### [WORK TO COMPLETE]
Isolate every line in the records below with "чинит" in it.

---- RECORDS FOR THIS EXERCISE

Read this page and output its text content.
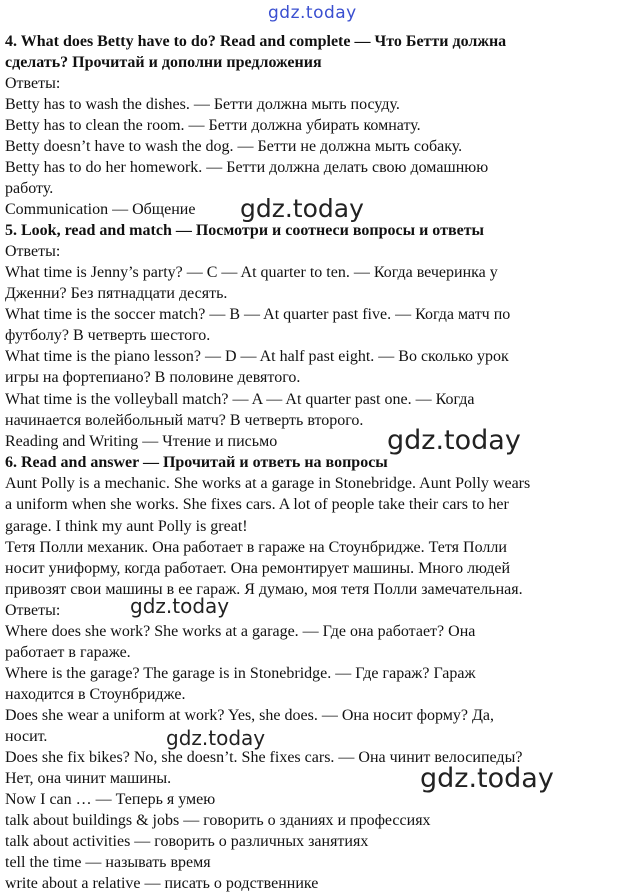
gdz.today
gdz.today
gdz.today
gdz.today
gdz.today
gdz.today
4. What does Betty have to do? Read and complete — Что Бетти должна
сделать? Прочитай и дополни предложения
Ответы:
Betty has to wash the dishes. — Бетти должна мыть посуду.
Betty has to clean the room. — Бетти должна убирать комнату.
Betty doesn’t have to wash the dog. — Бетти не должна мыть собаку.
Betty has to do her homework. — Бетти должна делать свою домашнюю
работу.
Communication — Общение
5. Look, read and match — Посмотри и соотнеси вопросы и ответы
Ответы:
What time is Jenny’s party? — C — At quarter to ten. — Когда вечеринка у
Дженни? Без пятнадцати десять.
What time is the soccer match? — B — At quarter past five. — Когда матч по
футболу? В четверть шестого.
What time is the piano lesson? — D — At half past eight. — Во сколько урок
игры на фортепиано? В половине девятого.
What time is the volleyball match? — A — At quarter past one. — Когда
начинается волейбольный матч? В четверть второго.
Reading and Writing — Чтение и письмо
6. Read and answer — Прочитай и ответь на вопросы
Aunt Polly is a mechanic. She works at a garage in Stonebridge. Aunt Polly wears
a uniform when she works. She fixes cars. A lot of people take their cars to her
garage. I think my aunt Polly is great!
Тетя Полли механик. Она работает в гараже на Стоунбридже. Тетя Полли
носит униформу, когда работает. Она ремонтирует машины. Много людей
привозят свои машины в ее гараж. Я думаю, моя тетя Полли замечательная.
Ответы:
Where does she work? She works at a garage. — Где она работает? Она
работает в гараже.
Where is the garage? The garage is in Stonebridge. — Где гараж? Гараж
находится в Стоунбридже.
Does she wear a uniform at work? Yes, she does. — Она носит форму? Да,
носит.
Does she fix bikes? No, she doesn’t. She fixes cars. — Она чинит велосипеды?
Нет, она чинит машины.
Now I can … — Теперь я умею
talk about buildings & jobs — говорить о зданиях и профессиях
talk about activities — говорить о различных занятиях
tell the time — называть время
write about a relative — писать о родственнике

--------

### [RESPONSE BELOW]
Does she fix bikes? No, she doesn’t. She fixes cars. — Она чинит велосипеды?
Нет, она чинит машины.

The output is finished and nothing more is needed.